Identify the lines bearing the string "JSON" and gather them.

:::

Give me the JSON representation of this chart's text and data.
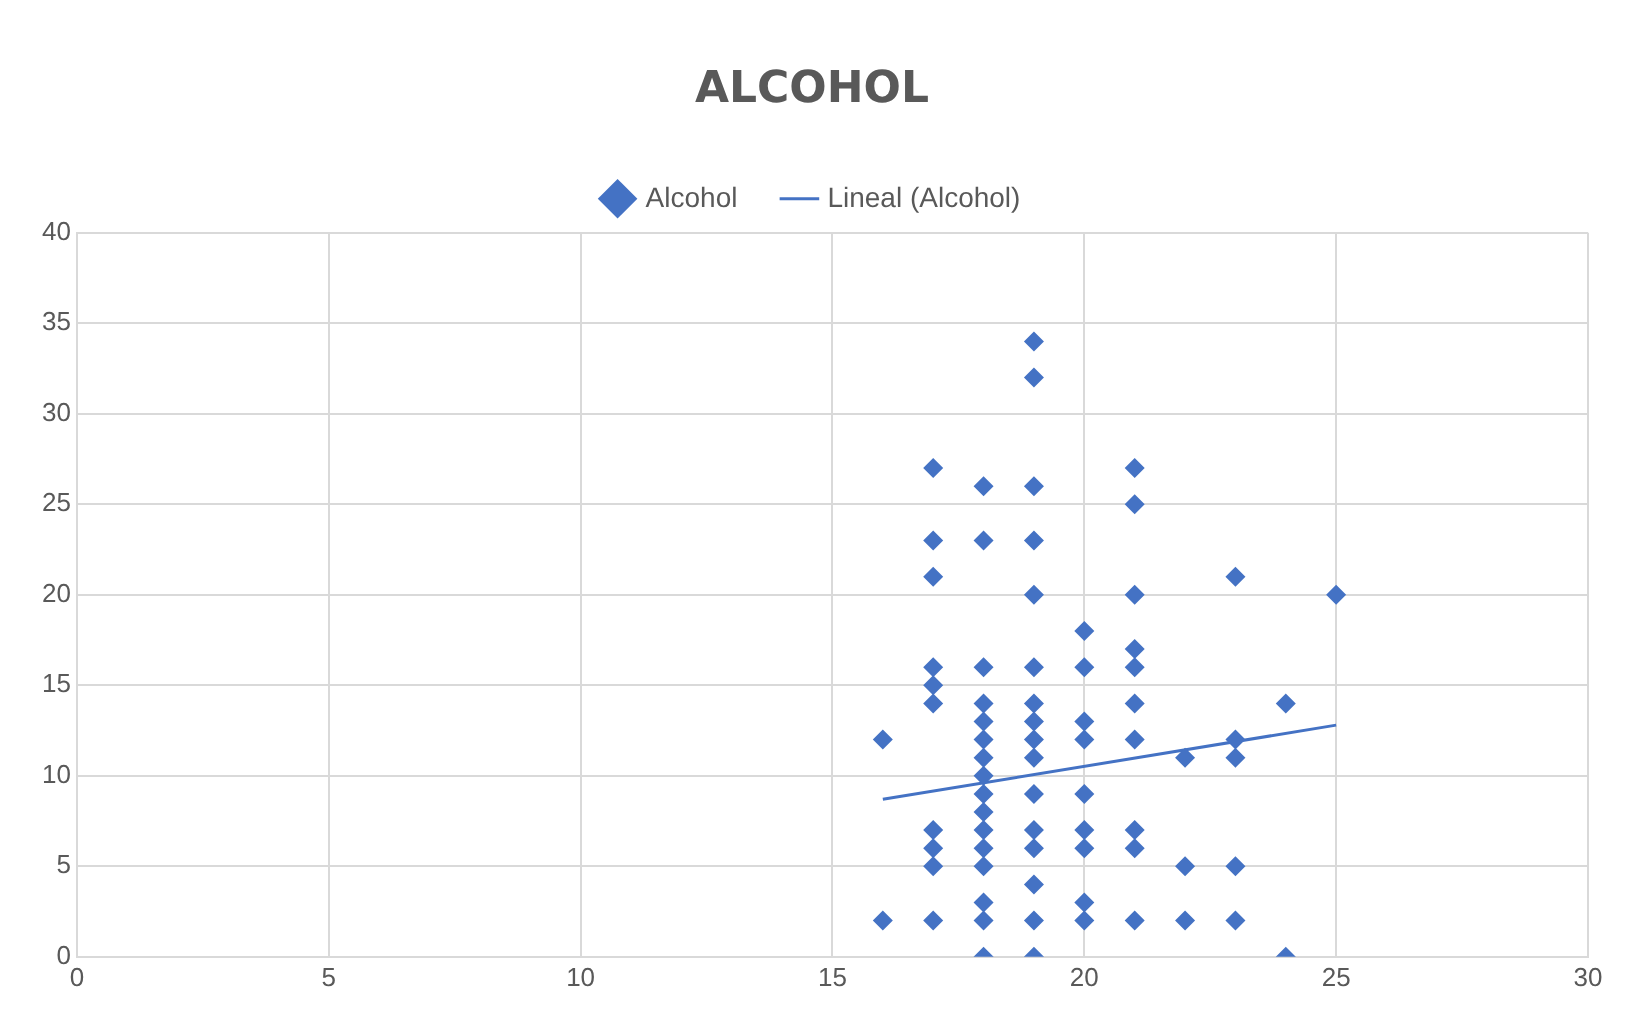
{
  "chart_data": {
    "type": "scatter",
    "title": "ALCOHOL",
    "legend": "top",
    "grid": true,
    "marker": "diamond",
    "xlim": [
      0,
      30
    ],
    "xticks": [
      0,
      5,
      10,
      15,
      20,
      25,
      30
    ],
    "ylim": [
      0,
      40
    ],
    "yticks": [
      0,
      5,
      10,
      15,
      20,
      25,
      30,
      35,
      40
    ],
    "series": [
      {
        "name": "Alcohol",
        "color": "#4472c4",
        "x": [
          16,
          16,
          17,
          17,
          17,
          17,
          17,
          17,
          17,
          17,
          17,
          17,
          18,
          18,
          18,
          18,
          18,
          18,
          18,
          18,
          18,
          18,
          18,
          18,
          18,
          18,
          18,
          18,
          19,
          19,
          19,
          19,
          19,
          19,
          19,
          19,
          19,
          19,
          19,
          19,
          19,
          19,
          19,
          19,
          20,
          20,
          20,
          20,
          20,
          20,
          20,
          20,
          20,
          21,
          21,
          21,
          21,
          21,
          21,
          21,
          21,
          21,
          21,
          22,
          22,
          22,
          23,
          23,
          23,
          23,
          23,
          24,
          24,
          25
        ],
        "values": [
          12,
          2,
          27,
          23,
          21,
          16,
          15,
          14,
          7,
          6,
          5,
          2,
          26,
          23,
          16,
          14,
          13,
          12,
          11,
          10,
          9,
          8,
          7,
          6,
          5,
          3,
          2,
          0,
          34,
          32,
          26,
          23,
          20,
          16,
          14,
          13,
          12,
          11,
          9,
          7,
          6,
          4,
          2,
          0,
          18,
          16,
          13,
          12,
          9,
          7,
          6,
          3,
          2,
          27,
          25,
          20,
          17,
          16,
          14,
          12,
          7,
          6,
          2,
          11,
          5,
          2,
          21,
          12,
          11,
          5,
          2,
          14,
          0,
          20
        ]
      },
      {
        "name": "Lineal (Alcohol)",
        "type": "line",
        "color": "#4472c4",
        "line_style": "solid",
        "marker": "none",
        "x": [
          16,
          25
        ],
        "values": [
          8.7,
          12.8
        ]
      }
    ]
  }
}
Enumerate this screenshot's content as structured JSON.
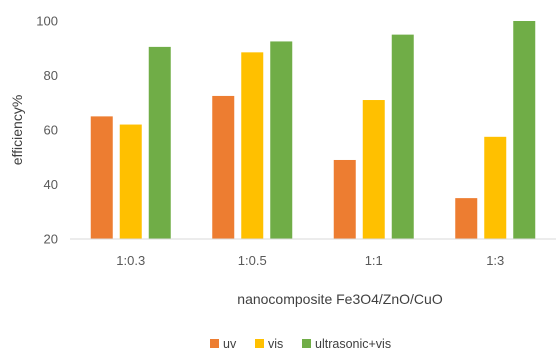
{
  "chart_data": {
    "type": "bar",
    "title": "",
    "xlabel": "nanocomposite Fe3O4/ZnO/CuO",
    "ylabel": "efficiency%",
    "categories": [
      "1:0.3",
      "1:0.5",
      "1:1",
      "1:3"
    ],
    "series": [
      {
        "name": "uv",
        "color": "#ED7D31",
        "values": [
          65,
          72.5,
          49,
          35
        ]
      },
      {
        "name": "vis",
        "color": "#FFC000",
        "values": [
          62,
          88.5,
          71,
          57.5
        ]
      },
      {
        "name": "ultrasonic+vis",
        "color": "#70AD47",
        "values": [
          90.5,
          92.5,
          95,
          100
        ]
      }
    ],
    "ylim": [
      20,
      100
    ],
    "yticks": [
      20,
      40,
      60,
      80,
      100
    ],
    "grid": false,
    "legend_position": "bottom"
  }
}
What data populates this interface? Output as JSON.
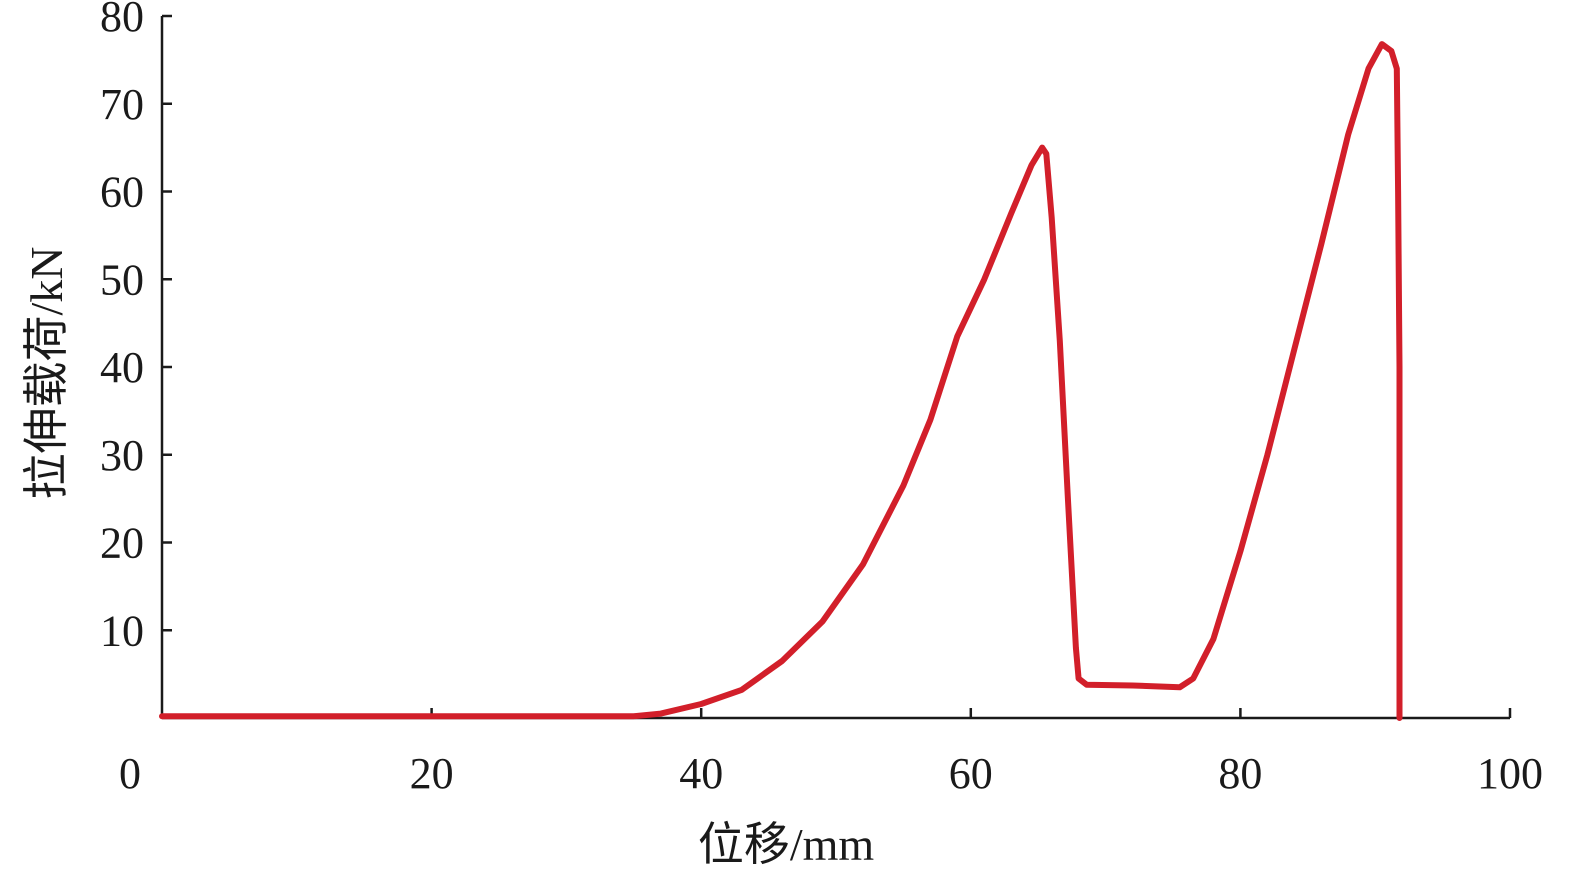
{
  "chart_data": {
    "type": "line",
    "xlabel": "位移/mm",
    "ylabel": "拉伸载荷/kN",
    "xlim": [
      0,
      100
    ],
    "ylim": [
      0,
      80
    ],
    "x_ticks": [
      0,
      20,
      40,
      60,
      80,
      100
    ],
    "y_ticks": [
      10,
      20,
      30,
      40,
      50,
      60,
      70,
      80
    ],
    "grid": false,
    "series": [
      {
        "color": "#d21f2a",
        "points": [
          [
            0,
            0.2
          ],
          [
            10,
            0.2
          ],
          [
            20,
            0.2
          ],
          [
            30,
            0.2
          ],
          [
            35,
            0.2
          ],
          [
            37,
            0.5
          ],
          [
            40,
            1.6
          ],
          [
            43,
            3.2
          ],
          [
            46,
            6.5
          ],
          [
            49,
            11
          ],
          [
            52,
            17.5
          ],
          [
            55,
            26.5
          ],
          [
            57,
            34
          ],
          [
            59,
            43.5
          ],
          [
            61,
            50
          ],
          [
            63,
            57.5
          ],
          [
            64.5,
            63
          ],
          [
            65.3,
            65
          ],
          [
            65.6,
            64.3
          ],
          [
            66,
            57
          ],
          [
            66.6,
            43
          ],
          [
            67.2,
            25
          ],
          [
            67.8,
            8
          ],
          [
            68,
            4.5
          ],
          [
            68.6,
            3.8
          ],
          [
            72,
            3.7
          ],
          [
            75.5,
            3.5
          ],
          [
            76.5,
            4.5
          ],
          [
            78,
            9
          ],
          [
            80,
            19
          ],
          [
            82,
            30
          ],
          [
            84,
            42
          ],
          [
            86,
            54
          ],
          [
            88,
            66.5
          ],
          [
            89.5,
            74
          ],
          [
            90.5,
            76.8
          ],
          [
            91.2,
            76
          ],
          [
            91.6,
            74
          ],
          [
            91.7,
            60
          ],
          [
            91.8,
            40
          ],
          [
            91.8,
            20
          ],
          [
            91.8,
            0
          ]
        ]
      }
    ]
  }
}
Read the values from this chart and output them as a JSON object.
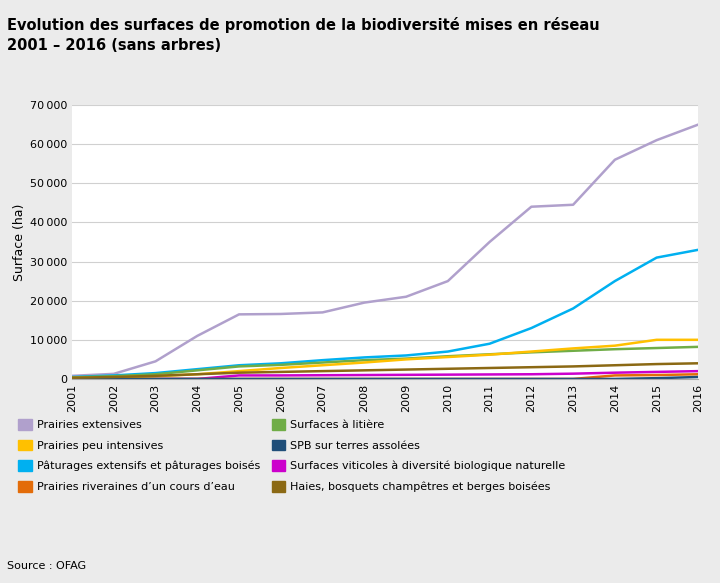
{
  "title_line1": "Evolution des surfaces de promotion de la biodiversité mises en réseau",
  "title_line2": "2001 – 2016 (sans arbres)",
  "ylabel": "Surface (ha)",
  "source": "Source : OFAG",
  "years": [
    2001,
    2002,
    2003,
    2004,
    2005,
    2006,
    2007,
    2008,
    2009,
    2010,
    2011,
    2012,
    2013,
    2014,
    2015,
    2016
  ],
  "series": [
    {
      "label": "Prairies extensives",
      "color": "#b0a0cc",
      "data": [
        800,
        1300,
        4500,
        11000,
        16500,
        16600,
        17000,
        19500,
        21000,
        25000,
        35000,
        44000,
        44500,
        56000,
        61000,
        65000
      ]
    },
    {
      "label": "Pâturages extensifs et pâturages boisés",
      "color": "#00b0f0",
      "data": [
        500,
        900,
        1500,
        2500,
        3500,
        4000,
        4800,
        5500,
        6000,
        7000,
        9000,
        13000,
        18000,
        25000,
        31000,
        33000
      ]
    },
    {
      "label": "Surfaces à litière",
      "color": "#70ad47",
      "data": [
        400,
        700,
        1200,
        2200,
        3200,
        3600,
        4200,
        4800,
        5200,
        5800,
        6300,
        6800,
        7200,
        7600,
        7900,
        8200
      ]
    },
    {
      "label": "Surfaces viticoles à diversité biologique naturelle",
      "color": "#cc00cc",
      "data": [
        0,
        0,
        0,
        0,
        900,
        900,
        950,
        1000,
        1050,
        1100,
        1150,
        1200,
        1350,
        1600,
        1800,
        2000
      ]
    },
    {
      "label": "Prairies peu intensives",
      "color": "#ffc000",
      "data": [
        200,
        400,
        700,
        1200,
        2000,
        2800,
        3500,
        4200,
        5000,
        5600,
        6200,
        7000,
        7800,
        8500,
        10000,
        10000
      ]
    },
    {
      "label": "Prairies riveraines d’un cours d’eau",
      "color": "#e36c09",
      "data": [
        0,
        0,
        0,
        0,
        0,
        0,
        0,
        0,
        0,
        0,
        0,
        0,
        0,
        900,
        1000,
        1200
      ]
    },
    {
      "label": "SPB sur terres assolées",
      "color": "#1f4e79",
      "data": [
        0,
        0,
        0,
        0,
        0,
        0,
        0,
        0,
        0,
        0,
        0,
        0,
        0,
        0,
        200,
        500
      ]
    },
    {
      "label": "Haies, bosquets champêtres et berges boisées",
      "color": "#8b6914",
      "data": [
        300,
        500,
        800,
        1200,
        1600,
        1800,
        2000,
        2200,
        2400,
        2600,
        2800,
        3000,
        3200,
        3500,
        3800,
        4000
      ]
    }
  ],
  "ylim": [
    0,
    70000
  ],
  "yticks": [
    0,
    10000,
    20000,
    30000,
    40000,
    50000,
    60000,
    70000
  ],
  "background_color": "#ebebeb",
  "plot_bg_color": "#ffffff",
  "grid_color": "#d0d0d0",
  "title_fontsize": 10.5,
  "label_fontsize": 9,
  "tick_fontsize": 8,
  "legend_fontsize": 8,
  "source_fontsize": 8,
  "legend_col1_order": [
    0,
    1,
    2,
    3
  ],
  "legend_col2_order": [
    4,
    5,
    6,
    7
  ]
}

:::

**Expected answer:**
Give me the JSON representation of this chart's text and data.
Enumerate this screenshot's content as structured JSON.
What data populates this interface? Output as JSON.
Read the values from this chart and output them as a JSON object.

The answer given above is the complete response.